WHAT TO DO: In your copy, reproduce the entries exactly as they are, minus the images.

DATA FOR PROCESSING:

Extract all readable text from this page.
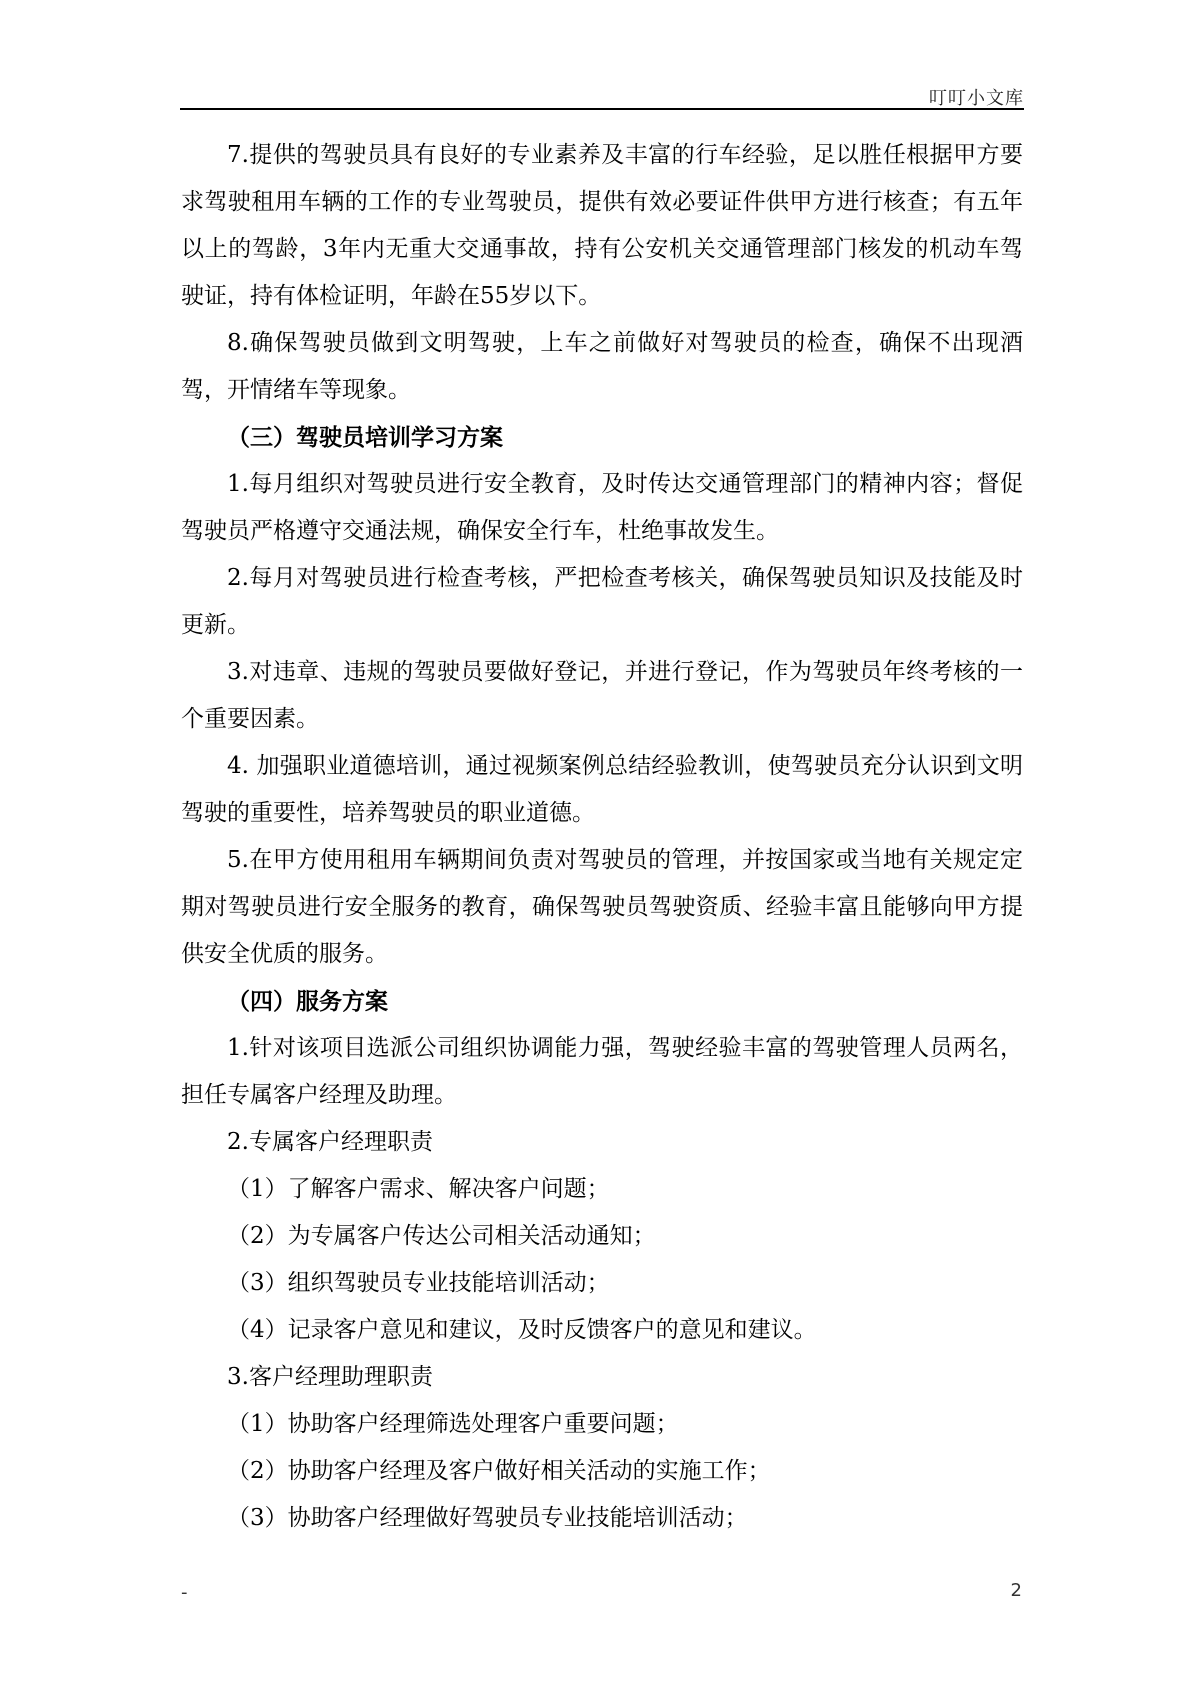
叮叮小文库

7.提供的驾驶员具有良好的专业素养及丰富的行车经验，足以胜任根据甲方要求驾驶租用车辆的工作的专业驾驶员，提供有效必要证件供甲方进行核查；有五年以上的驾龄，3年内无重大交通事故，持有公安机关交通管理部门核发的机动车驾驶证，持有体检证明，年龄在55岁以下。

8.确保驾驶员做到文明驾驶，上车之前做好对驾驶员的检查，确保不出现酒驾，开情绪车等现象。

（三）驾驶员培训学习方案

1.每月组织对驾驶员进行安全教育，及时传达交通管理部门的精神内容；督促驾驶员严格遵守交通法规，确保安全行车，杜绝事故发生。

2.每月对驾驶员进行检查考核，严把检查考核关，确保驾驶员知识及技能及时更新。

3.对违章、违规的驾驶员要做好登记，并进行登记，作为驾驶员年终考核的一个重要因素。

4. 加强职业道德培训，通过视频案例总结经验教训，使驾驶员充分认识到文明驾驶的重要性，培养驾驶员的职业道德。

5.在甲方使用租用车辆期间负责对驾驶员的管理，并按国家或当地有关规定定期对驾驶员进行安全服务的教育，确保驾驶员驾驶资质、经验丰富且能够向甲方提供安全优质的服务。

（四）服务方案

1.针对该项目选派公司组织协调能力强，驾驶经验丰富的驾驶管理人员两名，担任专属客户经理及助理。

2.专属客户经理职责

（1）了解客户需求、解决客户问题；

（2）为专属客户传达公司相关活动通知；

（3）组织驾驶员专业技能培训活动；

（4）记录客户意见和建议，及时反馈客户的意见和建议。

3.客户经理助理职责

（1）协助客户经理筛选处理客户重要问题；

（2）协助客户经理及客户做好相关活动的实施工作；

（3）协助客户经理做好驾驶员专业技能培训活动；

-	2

SOLUTION BELOW:
Extract all readable text from this page.
叮叮小文库

7.提供的驾驶员具有良好的专业素养及丰富的行车经验，足以胜任根据甲方要求驾驶租用车辆的工作的专业驾驶员，提供有效必要证件供甲方进行核查；有五年以上的驾龄，3年内无重大交通事故，持有公安机关交通管理部门核发的机动车驾驶证，持有体检证明，年龄在55岁以下。

8.确保驾驶员做到文明驾驶，上车之前做好对驾驶员的检查，确保不出现酒驾，开情绪车等现象。

（三）驾驶员培训学习方案

1.每月组织对驾驶员进行安全教育，及时传达交通管理部门的精神内容；督促驾驶员严格遵守交通法规，确保安全行车，杜绝事故发生。

2.每月对驾驶员进行检查考核，严把检查考核关，确保驾驶员知识及技能及时更新。

3.对违章、违规的驾驶员要做好登记，并进行登记，作为驾驶员年终考核的一个重要因素。

4. 加强职业道德培训，通过视频案例总结经验教训，使驾驶员充分认识到文明驾驶的重要性，培养驾驶员的职业道德。

5.在甲方使用租用车辆期间负责对驾驶员的管理，并按国家或当地有关规定定期对驾驶员进行安全服务的教育，确保驾驶员驾驶资质、经验丰富且能够向甲方提供安全优质的服务。

（四）服务方案

1.针对该项目选派公司组织协调能力强，驾驶经验丰富的驾驶管理人员两名，担任专属客户经理及助理。

2.专属客户经理职责

（1）了解客户需求、解决客户问题；

（2）为专属客户传达公司相关活动通知；

（3）组织驾驶员专业技能培训活动；

（4）记录客户意见和建议，及时反馈客户的意见和建议。

3.客户经理助理职责

（1）协助客户经理筛选处理客户重要问题；

（2）协助客户经理及客户做好相关活动的实施工作；

（3）协助客户经理做好驾驶员专业技能培训活动；

-	2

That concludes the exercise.